Material for this task:
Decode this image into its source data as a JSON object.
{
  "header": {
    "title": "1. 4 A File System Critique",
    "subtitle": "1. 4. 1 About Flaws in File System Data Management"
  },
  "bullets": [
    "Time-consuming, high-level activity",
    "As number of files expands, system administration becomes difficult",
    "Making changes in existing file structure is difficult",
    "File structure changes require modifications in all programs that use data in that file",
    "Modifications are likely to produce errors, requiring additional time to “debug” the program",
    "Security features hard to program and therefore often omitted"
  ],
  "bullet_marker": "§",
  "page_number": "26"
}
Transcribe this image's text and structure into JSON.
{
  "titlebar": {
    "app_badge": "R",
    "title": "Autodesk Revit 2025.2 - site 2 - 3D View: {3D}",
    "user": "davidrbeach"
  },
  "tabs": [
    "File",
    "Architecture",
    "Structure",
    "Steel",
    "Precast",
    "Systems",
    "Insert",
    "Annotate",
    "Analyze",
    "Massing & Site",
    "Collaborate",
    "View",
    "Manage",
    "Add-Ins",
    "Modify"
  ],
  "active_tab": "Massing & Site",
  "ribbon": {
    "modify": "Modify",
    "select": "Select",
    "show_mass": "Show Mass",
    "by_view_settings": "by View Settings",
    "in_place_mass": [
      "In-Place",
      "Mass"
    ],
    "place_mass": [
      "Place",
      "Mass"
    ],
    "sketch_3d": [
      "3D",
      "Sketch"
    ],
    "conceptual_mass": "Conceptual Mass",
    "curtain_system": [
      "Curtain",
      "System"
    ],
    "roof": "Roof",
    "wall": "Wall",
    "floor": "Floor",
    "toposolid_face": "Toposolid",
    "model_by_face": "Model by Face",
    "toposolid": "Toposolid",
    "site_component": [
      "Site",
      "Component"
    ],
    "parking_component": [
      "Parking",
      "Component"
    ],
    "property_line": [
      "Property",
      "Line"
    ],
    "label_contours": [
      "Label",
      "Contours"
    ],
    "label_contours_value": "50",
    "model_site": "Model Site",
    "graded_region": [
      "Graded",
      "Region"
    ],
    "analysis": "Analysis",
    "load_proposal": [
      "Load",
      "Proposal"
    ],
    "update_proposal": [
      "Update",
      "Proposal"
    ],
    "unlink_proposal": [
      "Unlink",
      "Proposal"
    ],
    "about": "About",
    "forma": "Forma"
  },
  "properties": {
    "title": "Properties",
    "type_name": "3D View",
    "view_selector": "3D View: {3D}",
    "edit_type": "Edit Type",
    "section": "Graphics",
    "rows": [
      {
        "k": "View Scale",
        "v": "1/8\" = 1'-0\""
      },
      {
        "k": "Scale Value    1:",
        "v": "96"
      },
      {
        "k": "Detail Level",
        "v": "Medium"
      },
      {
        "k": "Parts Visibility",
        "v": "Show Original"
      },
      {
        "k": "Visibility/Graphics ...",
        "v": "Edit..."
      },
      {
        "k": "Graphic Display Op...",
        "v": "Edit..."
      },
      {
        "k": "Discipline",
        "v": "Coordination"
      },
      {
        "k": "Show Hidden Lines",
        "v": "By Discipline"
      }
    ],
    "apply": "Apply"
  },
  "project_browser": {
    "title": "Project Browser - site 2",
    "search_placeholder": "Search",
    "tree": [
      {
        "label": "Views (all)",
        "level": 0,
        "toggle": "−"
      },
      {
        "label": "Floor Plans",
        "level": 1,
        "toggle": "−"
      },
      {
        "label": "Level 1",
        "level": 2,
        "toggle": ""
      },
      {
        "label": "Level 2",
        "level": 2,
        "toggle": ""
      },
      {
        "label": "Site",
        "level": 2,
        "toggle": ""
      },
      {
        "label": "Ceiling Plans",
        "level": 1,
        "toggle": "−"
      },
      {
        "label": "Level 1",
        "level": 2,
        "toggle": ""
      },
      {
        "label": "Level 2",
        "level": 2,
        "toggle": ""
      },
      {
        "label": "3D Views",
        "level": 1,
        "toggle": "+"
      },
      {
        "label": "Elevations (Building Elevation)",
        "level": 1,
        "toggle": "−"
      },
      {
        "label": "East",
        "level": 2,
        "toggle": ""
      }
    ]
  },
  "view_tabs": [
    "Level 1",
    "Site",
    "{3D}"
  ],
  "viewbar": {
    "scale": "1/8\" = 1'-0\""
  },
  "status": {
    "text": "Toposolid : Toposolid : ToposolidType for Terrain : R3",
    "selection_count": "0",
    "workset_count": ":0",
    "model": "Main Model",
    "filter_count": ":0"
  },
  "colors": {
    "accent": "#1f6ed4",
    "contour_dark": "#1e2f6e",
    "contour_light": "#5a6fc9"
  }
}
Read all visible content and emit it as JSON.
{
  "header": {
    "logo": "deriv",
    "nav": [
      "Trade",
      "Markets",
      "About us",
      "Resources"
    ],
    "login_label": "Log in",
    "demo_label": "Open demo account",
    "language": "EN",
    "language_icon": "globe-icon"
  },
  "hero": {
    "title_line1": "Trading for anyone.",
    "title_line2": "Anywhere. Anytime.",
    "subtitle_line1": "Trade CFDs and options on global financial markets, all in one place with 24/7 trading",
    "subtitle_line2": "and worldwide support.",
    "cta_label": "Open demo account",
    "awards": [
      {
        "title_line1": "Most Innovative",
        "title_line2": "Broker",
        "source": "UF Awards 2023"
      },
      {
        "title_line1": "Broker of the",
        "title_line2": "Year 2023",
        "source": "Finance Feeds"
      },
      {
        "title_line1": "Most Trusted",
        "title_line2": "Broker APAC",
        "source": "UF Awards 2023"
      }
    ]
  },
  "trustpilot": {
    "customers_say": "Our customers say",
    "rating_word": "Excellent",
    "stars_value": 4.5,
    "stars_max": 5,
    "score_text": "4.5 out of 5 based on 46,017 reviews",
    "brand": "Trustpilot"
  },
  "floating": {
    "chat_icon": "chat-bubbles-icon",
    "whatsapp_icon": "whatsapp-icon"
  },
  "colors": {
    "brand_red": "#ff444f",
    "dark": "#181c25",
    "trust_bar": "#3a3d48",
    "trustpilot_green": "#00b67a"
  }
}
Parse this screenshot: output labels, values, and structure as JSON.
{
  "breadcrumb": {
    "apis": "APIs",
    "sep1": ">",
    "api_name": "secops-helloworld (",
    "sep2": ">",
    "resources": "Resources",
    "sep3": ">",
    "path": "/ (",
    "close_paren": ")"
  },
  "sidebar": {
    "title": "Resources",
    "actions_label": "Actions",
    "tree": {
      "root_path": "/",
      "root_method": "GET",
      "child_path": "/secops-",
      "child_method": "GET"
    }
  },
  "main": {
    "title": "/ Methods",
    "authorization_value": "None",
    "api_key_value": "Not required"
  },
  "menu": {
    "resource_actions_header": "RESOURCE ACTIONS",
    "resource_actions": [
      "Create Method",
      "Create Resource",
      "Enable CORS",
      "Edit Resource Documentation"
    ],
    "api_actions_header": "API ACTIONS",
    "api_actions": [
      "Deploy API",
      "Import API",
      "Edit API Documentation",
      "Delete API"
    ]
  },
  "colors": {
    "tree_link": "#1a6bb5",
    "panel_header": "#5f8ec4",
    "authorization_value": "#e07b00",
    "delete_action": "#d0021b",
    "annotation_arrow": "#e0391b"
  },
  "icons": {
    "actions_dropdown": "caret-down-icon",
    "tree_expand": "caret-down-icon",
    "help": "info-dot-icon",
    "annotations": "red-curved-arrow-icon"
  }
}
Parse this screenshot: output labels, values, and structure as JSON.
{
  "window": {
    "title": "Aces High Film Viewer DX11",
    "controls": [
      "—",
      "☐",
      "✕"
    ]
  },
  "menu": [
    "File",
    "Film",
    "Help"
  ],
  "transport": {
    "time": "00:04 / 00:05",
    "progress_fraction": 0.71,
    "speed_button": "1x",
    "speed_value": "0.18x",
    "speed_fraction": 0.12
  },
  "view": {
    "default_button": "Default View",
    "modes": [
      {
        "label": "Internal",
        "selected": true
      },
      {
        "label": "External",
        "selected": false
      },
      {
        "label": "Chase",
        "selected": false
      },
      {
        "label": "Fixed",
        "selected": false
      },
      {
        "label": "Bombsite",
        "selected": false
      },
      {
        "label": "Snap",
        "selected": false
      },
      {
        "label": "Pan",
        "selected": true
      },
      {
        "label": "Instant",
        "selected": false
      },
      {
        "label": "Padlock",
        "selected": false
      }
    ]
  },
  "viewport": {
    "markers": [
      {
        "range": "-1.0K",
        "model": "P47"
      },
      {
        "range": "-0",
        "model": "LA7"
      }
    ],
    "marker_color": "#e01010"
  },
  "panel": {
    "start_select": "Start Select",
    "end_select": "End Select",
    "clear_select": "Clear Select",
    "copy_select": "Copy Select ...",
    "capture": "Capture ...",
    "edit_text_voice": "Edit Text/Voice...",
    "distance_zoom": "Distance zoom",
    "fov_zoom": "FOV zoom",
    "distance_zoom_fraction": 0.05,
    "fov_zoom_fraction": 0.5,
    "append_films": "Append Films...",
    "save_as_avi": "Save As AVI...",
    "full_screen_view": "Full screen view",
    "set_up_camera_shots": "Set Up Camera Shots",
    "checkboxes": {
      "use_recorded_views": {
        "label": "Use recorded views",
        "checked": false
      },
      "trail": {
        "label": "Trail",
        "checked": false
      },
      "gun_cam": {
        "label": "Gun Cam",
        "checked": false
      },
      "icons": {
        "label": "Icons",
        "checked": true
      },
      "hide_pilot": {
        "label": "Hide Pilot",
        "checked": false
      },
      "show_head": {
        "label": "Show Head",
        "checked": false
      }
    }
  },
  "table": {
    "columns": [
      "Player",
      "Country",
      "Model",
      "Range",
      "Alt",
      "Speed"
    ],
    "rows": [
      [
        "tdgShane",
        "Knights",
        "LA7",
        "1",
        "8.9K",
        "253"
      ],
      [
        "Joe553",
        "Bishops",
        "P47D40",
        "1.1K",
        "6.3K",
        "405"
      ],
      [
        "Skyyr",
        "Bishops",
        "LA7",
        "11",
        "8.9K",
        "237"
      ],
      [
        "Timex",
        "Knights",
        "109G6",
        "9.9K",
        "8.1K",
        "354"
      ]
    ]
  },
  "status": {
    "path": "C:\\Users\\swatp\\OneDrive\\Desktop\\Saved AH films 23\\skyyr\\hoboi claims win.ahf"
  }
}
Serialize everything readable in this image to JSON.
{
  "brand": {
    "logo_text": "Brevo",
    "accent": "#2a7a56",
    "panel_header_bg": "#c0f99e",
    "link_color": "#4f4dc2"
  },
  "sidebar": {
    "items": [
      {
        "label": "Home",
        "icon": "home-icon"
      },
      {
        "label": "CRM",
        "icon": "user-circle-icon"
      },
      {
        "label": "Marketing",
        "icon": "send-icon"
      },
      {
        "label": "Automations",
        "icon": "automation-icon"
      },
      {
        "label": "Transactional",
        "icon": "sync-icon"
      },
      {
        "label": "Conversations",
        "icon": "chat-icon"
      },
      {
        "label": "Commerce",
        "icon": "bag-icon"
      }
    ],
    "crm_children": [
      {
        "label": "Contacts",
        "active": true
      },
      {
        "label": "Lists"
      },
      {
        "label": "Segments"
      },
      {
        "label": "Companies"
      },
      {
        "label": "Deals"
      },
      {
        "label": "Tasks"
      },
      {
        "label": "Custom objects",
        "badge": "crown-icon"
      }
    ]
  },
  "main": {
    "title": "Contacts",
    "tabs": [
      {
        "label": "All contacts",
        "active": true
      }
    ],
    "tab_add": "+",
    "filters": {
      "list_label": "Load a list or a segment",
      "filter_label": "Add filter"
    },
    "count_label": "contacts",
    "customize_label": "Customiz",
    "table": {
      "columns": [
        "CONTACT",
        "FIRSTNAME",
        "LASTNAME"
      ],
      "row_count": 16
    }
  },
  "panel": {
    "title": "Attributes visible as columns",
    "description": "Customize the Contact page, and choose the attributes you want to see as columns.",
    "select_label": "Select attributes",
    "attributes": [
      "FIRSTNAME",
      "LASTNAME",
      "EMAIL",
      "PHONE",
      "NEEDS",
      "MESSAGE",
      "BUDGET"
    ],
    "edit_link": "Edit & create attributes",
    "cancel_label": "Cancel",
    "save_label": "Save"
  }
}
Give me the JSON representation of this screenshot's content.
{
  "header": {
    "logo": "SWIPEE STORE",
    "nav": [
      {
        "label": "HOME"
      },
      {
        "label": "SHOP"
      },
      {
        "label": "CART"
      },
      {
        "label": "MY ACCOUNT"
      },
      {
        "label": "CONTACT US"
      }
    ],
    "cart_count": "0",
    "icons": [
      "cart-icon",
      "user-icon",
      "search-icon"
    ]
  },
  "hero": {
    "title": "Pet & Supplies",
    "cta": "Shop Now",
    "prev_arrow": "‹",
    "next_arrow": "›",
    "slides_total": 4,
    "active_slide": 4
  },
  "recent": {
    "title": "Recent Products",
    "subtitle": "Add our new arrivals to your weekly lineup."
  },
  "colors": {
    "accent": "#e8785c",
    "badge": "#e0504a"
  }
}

Exercise directions: Using the records above, select and copy every line that has the word "Plans".

Correct result:
        "label": "Floor Plans",
        "label": "Ceiling Plans",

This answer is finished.